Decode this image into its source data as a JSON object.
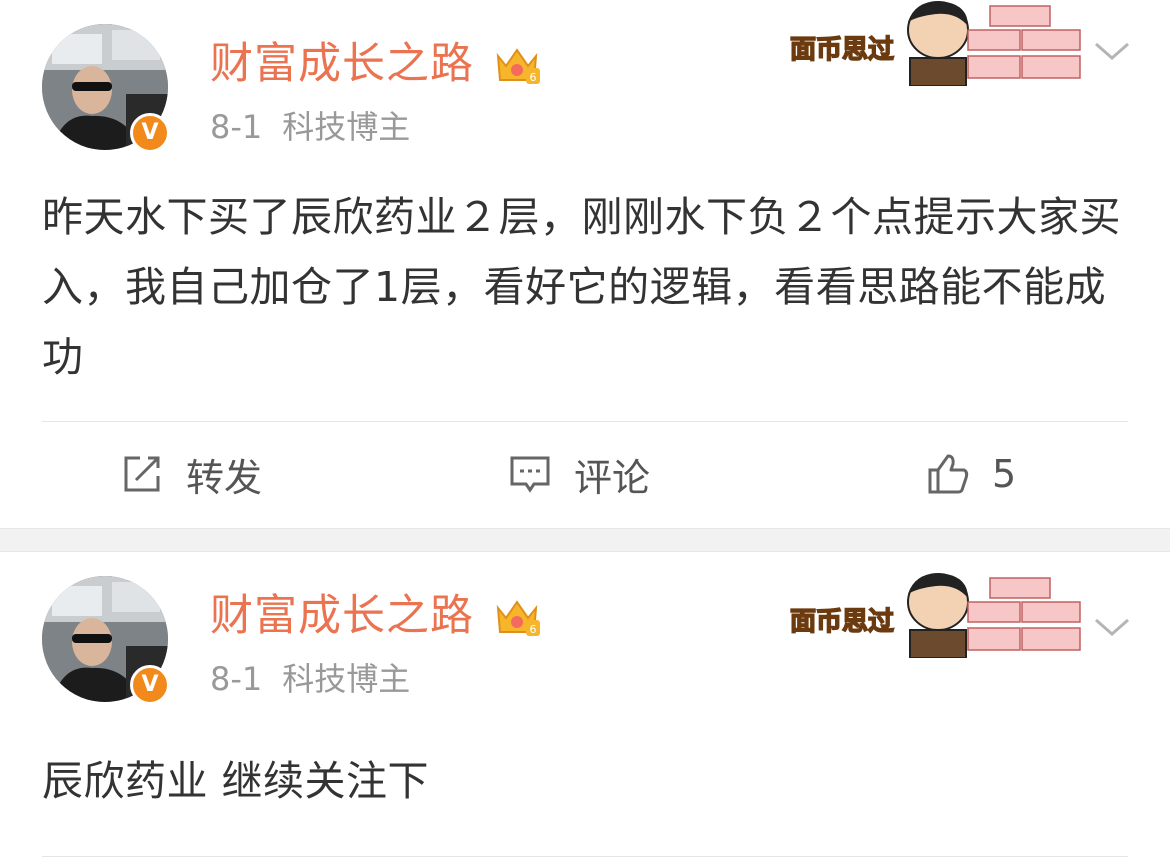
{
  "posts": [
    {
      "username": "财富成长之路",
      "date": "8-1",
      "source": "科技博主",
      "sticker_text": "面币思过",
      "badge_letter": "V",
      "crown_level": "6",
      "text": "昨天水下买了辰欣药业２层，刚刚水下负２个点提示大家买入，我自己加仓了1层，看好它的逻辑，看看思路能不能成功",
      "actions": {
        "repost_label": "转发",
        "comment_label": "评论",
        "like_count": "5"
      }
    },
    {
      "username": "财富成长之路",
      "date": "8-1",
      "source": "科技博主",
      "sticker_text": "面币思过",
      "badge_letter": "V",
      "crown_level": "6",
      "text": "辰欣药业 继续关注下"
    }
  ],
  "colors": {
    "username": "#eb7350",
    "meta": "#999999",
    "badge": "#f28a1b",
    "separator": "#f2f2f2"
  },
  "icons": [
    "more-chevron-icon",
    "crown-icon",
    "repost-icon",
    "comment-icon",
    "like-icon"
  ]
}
...
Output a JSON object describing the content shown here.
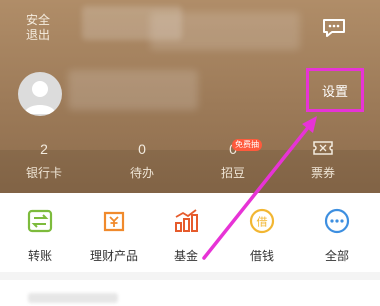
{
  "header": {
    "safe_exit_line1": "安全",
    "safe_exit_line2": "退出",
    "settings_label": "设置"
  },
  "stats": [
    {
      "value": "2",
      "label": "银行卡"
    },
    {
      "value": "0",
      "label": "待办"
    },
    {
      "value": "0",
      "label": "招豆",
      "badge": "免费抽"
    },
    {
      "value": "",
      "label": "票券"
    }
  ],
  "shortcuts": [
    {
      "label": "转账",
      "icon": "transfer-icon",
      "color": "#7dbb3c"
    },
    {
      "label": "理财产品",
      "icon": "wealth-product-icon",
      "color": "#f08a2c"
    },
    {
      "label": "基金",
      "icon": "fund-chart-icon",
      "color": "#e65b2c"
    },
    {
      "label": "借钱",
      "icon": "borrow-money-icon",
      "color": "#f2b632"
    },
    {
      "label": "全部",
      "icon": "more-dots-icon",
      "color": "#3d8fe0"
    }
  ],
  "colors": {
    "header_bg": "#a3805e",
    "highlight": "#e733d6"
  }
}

** PROBLEM TO SOLVE **
Copy every line above that holds the word "JSON".

** SOLUTION FOR THIS PROBLEM **
Decode this image into its source data as a JSON object.
Output a JSON object describing the content shown here.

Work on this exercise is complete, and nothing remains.